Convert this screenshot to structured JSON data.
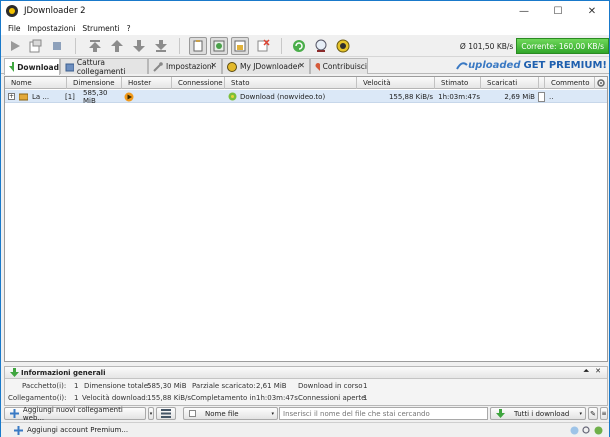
{
  "window": {
    "title": "JDownloader 2",
    "minimize": "—",
    "maximize": "☐",
    "close": "✕"
  },
  "menu": [
    "File",
    "Impostazioni",
    "Strumenti",
    "?"
  ],
  "speed": {
    "average": "Ø 101,50 KB/s",
    "current": "Corrente: 160,00 KB/s"
  },
  "tabs": [
    {
      "label": "Download"
    },
    {
      "label": "Cattura collegamenti"
    },
    {
      "label": "Impostazioni",
      "close": "✕"
    },
    {
      "label": "My JDownloader",
      "close": "✕"
    },
    {
      "label": "Contribuisci"
    }
  ],
  "promo": {
    "brand": "uploaded",
    "cta": "GET PREMIUM!"
  },
  "table": {
    "columns": [
      "Nome",
      "Dimensione",
      "Hoster",
      "Connessione",
      "Stato",
      "Velocità",
      "Stimato",
      "Scaricati",
      "Commento"
    ],
    "rows": [
      {
        "expand": "+",
        "name": "La ...",
        "count": "[1]",
        "size": "585,30 MiB",
        "status": "Download (nowvideo.to)",
        "speed": "155,88 KiB/s",
        "eta": "1h:03m:47s",
        "downloaded": "2,69 MiB",
        "comment": ".."
      }
    ]
  },
  "info": {
    "title": "Informazioni generali",
    "labels": {
      "packages": "Pacchetto(i):",
      "links": "Collegamento(i):",
      "total_size": "Dimensione totale:",
      "download_speed": "Velocità download:",
      "partial": "Parziale scaricato:",
      "completion": "Completamento in",
      "in_progress": "Download in corso",
      "connections": "Connessioni aperte"
    },
    "values": {
      "packages": "1",
      "links": "1",
      "total_size": "585,30 MiB",
      "download_speed": "155,88 KiB/s",
      "partial": "2,61 MiB",
      "completion": "1h:03m:47s",
      "in_progress": "1",
      "connections": "1"
    }
  },
  "bottom": {
    "add_links": "Aggiungi nuovi collegamenti web...",
    "filter_field": "Nome file",
    "search_placeholder": "Inserisci il nome del file che stai cercando",
    "all_downloads": "Tutti i download"
  },
  "status": {
    "add_account": "Aggiungi account Premium..."
  }
}
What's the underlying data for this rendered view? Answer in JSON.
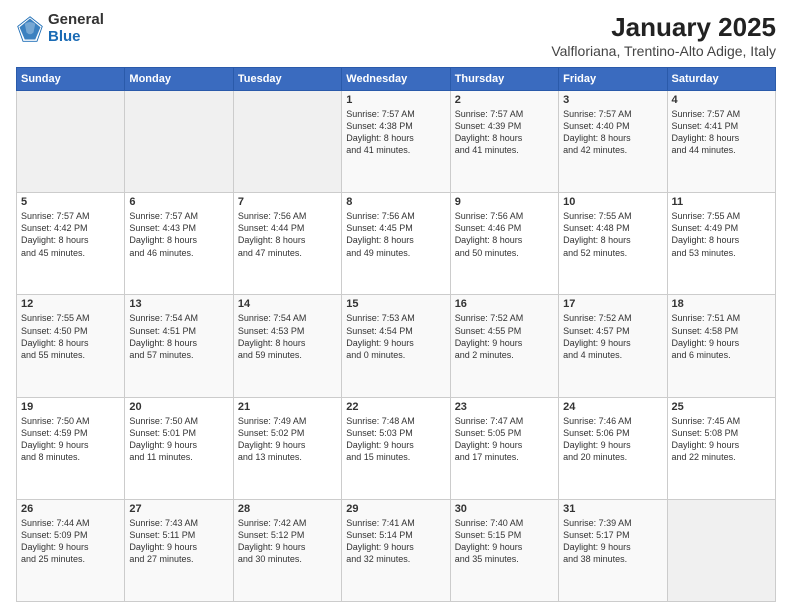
{
  "logo": {
    "text_general": "General",
    "text_blue": "Blue"
  },
  "header": {
    "title": "January 2025",
    "subtitle": "Valfloriana, Trentino-Alto Adige, Italy"
  },
  "weekdays": [
    "Sunday",
    "Monday",
    "Tuesday",
    "Wednesday",
    "Thursday",
    "Friday",
    "Saturday"
  ],
  "weeks": [
    [
      {
        "day": "",
        "empty": true
      },
      {
        "day": "",
        "empty": true
      },
      {
        "day": "",
        "empty": true
      },
      {
        "day": "1",
        "sunrise": "7:57 AM",
        "sunset": "4:38 PM",
        "daylight": "8 hours and 41 minutes."
      },
      {
        "day": "2",
        "sunrise": "7:57 AM",
        "sunset": "4:39 PM",
        "daylight": "8 hours and 41 minutes."
      },
      {
        "day": "3",
        "sunrise": "7:57 AM",
        "sunset": "4:40 PM",
        "daylight": "8 hours and 42 minutes."
      },
      {
        "day": "4",
        "sunrise": "7:57 AM",
        "sunset": "4:41 PM",
        "daylight": "8 hours and 44 minutes."
      }
    ],
    [
      {
        "day": "5",
        "sunrise": "7:57 AM",
        "sunset": "4:42 PM",
        "daylight": "8 hours and 45 minutes."
      },
      {
        "day": "6",
        "sunrise": "7:57 AM",
        "sunset": "4:43 PM",
        "daylight": "8 hours and 46 minutes."
      },
      {
        "day": "7",
        "sunrise": "7:56 AM",
        "sunset": "4:44 PM",
        "daylight": "8 hours and 47 minutes."
      },
      {
        "day": "8",
        "sunrise": "7:56 AM",
        "sunset": "4:45 PM",
        "daylight": "8 hours and 49 minutes."
      },
      {
        "day": "9",
        "sunrise": "7:56 AM",
        "sunset": "4:46 PM",
        "daylight": "8 hours and 50 minutes."
      },
      {
        "day": "10",
        "sunrise": "7:55 AM",
        "sunset": "4:48 PM",
        "daylight": "8 hours and 52 minutes."
      },
      {
        "day": "11",
        "sunrise": "7:55 AM",
        "sunset": "4:49 PM",
        "daylight": "8 hours and 53 minutes."
      }
    ],
    [
      {
        "day": "12",
        "sunrise": "7:55 AM",
        "sunset": "4:50 PM",
        "daylight": "8 hours and 55 minutes."
      },
      {
        "day": "13",
        "sunrise": "7:54 AM",
        "sunset": "4:51 PM",
        "daylight": "8 hours and 57 minutes."
      },
      {
        "day": "14",
        "sunrise": "7:54 AM",
        "sunset": "4:53 PM",
        "daylight": "8 hours and 59 minutes."
      },
      {
        "day": "15",
        "sunrise": "7:53 AM",
        "sunset": "4:54 PM",
        "daylight": "9 hours and 0 minutes."
      },
      {
        "day": "16",
        "sunrise": "7:52 AM",
        "sunset": "4:55 PM",
        "daylight": "9 hours and 2 minutes."
      },
      {
        "day": "17",
        "sunrise": "7:52 AM",
        "sunset": "4:57 PM",
        "daylight": "9 hours and 4 minutes."
      },
      {
        "day": "18",
        "sunrise": "7:51 AM",
        "sunset": "4:58 PM",
        "daylight": "9 hours and 6 minutes."
      }
    ],
    [
      {
        "day": "19",
        "sunrise": "7:50 AM",
        "sunset": "4:59 PM",
        "daylight": "9 hours and 8 minutes."
      },
      {
        "day": "20",
        "sunrise": "7:50 AM",
        "sunset": "5:01 PM",
        "daylight": "9 hours and 11 minutes."
      },
      {
        "day": "21",
        "sunrise": "7:49 AM",
        "sunset": "5:02 PM",
        "daylight": "9 hours and 13 minutes."
      },
      {
        "day": "22",
        "sunrise": "7:48 AM",
        "sunset": "5:03 PM",
        "daylight": "9 hours and 15 minutes."
      },
      {
        "day": "23",
        "sunrise": "7:47 AM",
        "sunset": "5:05 PM",
        "daylight": "9 hours and 17 minutes."
      },
      {
        "day": "24",
        "sunrise": "7:46 AM",
        "sunset": "5:06 PM",
        "daylight": "9 hours and 20 minutes."
      },
      {
        "day": "25",
        "sunrise": "7:45 AM",
        "sunset": "5:08 PM",
        "daylight": "9 hours and 22 minutes."
      }
    ],
    [
      {
        "day": "26",
        "sunrise": "7:44 AM",
        "sunset": "5:09 PM",
        "daylight": "9 hours and 25 minutes."
      },
      {
        "day": "27",
        "sunrise": "7:43 AM",
        "sunset": "5:11 PM",
        "daylight": "9 hours and 27 minutes."
      },
      {
        "day": "28",
        "sunrise": "7:42 AM",
        "sunset": "5:12 PM",
        "daylight": "9 hours and 30 minutes."
      },
      {
        "day": "29",
        "sunrise": "7:41 AM",
        "sunset": "5:14 PM",
        "daylight": "9 hours and 32 minutes."
      },
      {
        "day": "30",
        "sunrise": "7:40 AM",
        "sunset": "5:15 PM",
        "daylight": "9 hours and 35 minutes."
      },
      {
        "day": "31",
        "sunrise": "7:39 AM",
        "sunset": "5:17 PM",
        "daylight": "9 hours and 38 minutes."
      },
      {
        "day": "",
        "empty": true
      }
    ]
  ]
}
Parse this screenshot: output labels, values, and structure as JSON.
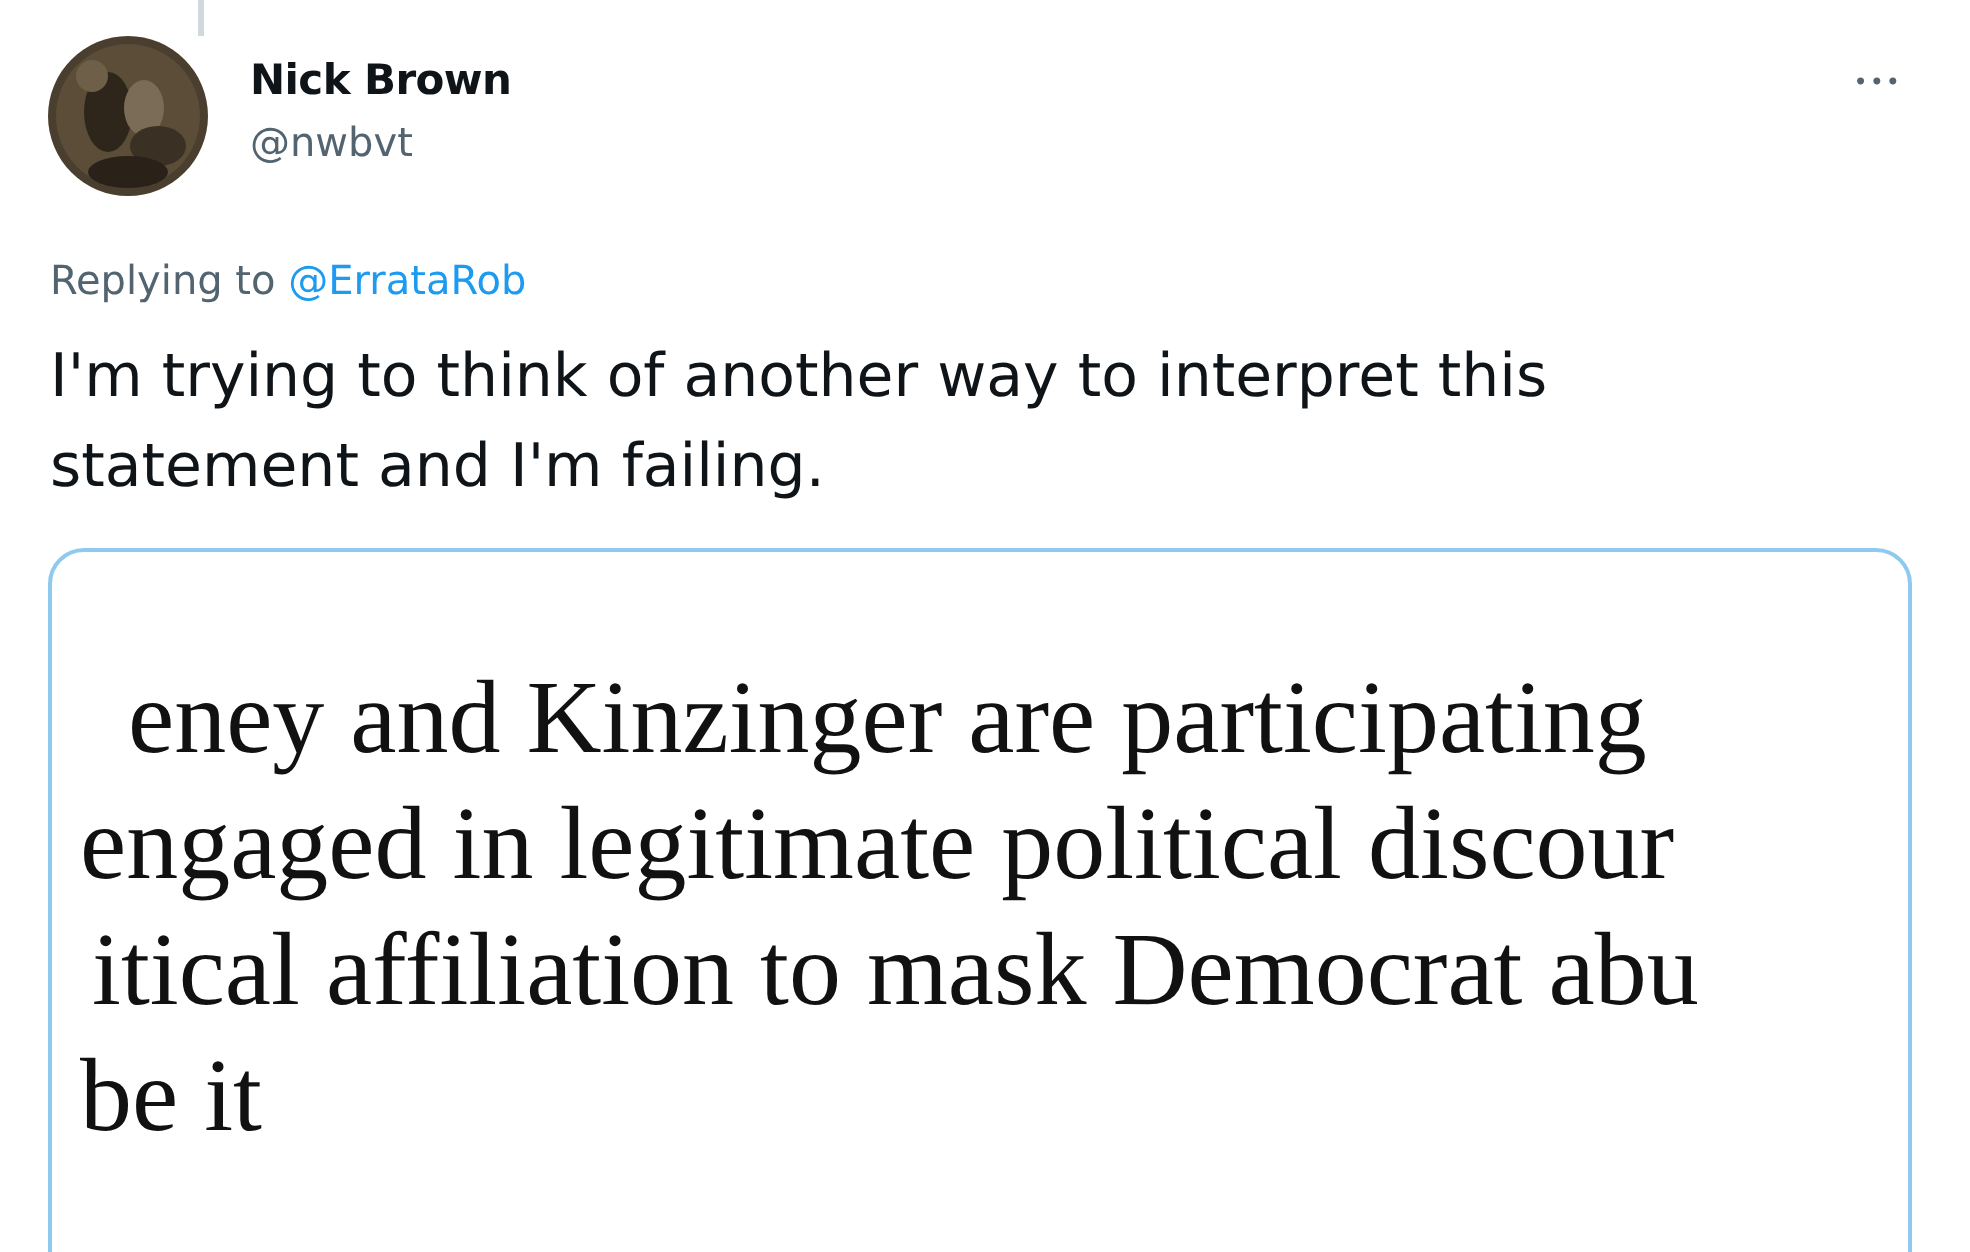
{
  "tweet": {
    "author": {
      "name": "Nick Brown",
      "handle": "@nwbvt"
    },
    "more_menu": "•••",
    "reply_context": {
      "label": "Replying to",
      "mention": "@ErrataRob"
    },
    "text": "I'm trying to think of another way to interpret this statement and I'm failing.",
    "attached_document": {
      "lines": [
        "eney and Kinzinger are participating",
        "engaged in legitimate political discour",
        "itical affiliation to mask Democrat abu",
        "be it"
      ]
    }
  }
}
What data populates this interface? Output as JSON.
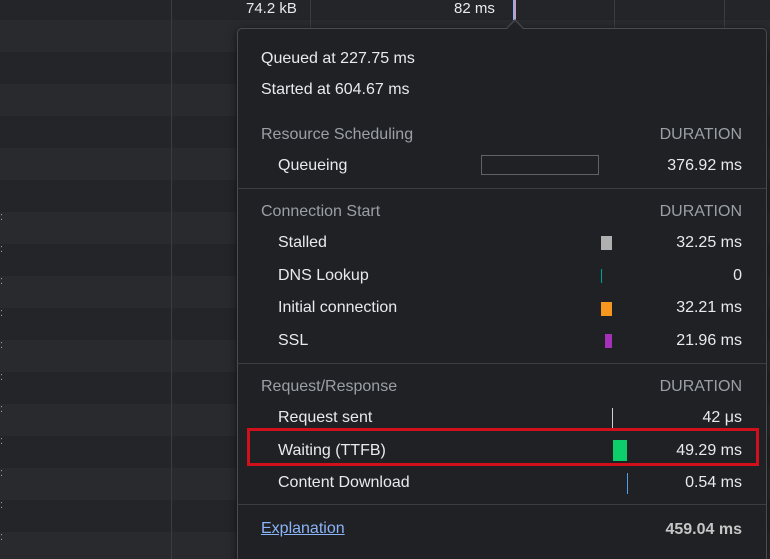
{
  "top_row": {
    "size": "74.2 kB",
    "time": "82 ms"
  },
  "popover": {
    "queued_at": "Queued at 227.75 ms",
    "started_at": "Started at 604.67 ms",
    "sections": [
      {
        "title": "Resource Scheduling",
        "duration_header": "DURATION",
        "rows": [
          {
            "label": "Queueing",
            "value": "376.92 ms",
            "color": "#202124"
          }
        ]
      },
      {
        "title": "Connection Start",
        "duration_header": "DURATION",
        "rows": [
          {
            "label": "Stalled",
            "value": "32.25 ms",
            "color": "#b0b0b0"
          },
          {
            "label": "DNS Lookup",
            "value": "0",
            "color": "#00a09a"
          },
          {
            "label": "Initial connection",
            "value": "32.21 ms",
            "color": "#f7961e"
          },
          {
            "label": "SSL",
            "value": "21.96 ms",
            "color": "#a630b8"
          }
        ]
      },
      {
        "title": "Request/Response",
        "duration_header": "DURATION",
        "rows": [
          {
            "label": "Request sent",
            "value": "42 μs",
            "color": "#d0d0d0"
          },
          {
            "label": "Waiting (TTFB)",
            "value": "49.29 ms",
            "color": "#0cce6b"
          },
          {
            "label": "Content Download",
            "value": "0.54 ms",
            "color": "#4e9fe8"
          }
        ]
      }
    ],
    "explanation_link": "Explanation",
    "total": "459.04 ms"
  },
  "highlight_color": "#d0101a"
}
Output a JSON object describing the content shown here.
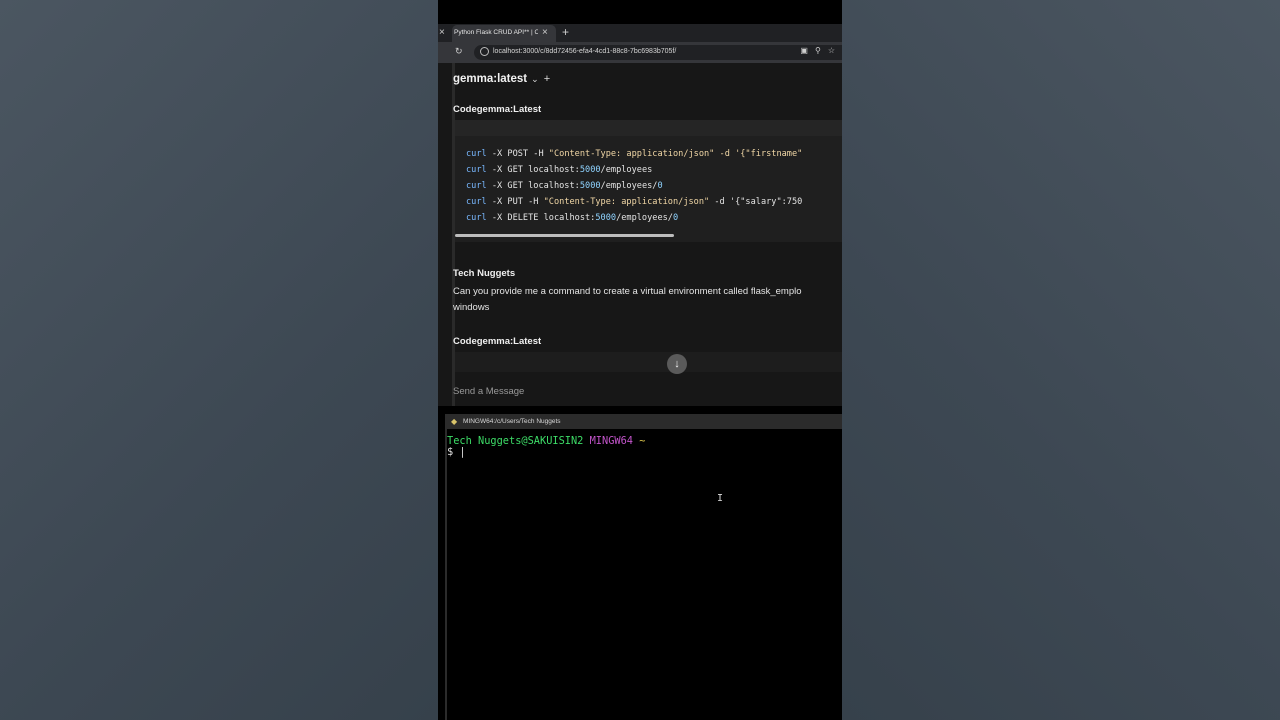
{
  "browser": {
    "tab_title": "Python Flask CRUD API** | O:",
    "tab_close": "×",
    "new_tab": "+",
    "url": "localhost:3000/c/8dd72456-efa4-4cd1-88c8-7bc6983b705f/"
  },
  "chat": {
    "model_name": "gemma:latest",
    "model_chevron": "⌄",
    "add_model": "+",
    "reply_sender_1": "Codegemma:Latest",
    "code_lines": [
      {
        "cmd": "curl",
        "rest": " -X POST -H ",
        "str": "\"Content-Type: application/json\"",
        "tail": " -d '{\"firstname\""
      },
      {
        "cmd": "curl",
        "rest": " -X GET localhost:",
        "num": "5000",
        "tail": "/employees"
      },
      {
        "cmd": "curl",
        "rest": " -X GET localhost:",
        "num": "5000",
        "tail": "/employees/",
        "num2": "0"
      },
      {
        "cmd": "curl",
        "rest": " -X PUT -H ",
        "str": "\"Content-Type: application/json\"",
        "tail": " -d '{\"salary\":750"
      },
      {
        "cmd": "curl",
        "rest": " -X DELETE localhost:",
        "num": "5000",
        "tail": "/employees/",
        "num2": "0"
      }
    ],
    "user_sender": "Tech Nuggets",
    "user_message_line1": "Can you provide me a command to create a virtual environment called flask_emplo",
    "user_message_line2": "windows",
    "reply_sender_2": "Codegemma:Latest",
    "scroll_down_icon": "↓",
    "input_placeholder": "Send a Message"
  },
  "terminal": {
    "title": "MINGW64:/c/Users/Tech Nuggets",
    "prompt_user": "Tech Nuggets@SAKUISIN2",
    "prompt_env": "MINGW64",
    "prompt_path": "~",
    "prompt_symbol": "$",
    "cursor": "|",
    "mouse_cursor": "I"
  }
}
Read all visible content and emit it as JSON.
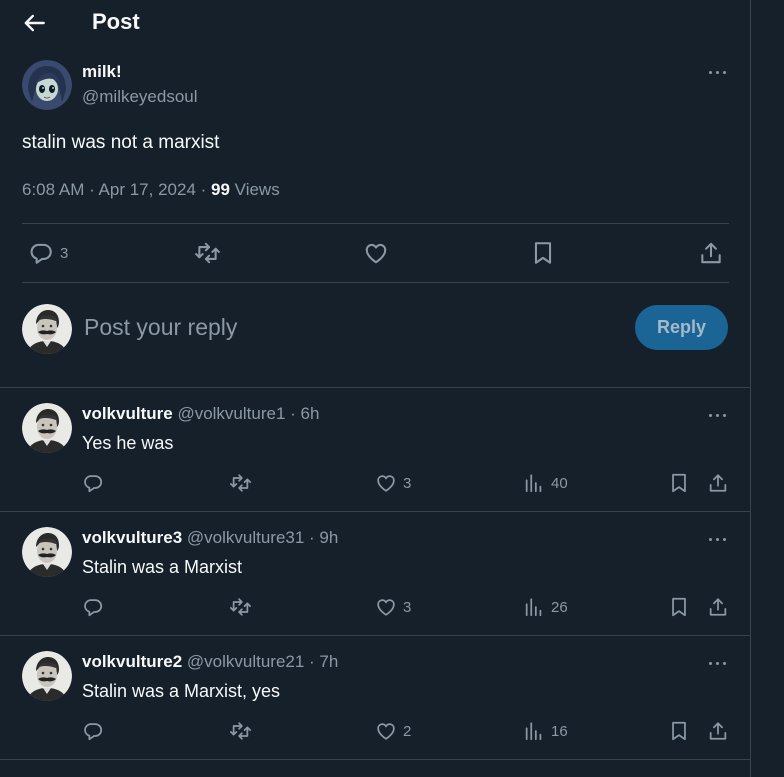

▸ Your instructions
Find all lines with "completion" in them and copy each one.

▸ Result of the exercise
      "completion": "Completamento in",
      "completion": "1h:03m:47s",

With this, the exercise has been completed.